Below are some records; return each one exactly.

**Records for this task**

===

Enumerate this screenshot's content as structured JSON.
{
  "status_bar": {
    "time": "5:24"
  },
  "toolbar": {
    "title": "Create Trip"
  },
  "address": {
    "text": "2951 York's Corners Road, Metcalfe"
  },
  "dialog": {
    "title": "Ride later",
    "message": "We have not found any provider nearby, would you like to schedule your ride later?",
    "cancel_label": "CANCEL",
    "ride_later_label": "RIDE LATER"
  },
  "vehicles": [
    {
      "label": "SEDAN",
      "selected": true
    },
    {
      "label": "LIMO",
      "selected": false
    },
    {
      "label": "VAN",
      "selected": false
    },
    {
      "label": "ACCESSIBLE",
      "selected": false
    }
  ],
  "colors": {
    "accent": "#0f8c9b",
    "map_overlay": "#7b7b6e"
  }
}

===

**Solution to the problem**
Enumerate this screenshot's content as structured JSON.
{
  "status_bar": {
    "time": "5:24"
  },
  "toolbar": {
    "title": "Create Trip"
  },
  "address": {
    "text": "2951 York's Corners Road, Metcalfe"
  },
  "dialog": {
    "title": "Ride later",
    "message": "We have not found any provider nearby, would you like to schedule your ride later?",
    "cancel_label": "CANCEL",
    "ride_later_label": "RIDE LATER"
  },
  "vehicles": [
    {
      "label": "SEDAN",
      "selected": true
    },
    {
      "label": "LIMO",
      "selected": false
    },
    {
      "label": "VAN",
      "selected": false
    },
    {
      "label": "ACCESSIBLE",
      "selected": false
    }
  ],
  "colors": {
    "accent": "#0f8c9b",
    "map_overlay": "#7b7b6e"
  }
}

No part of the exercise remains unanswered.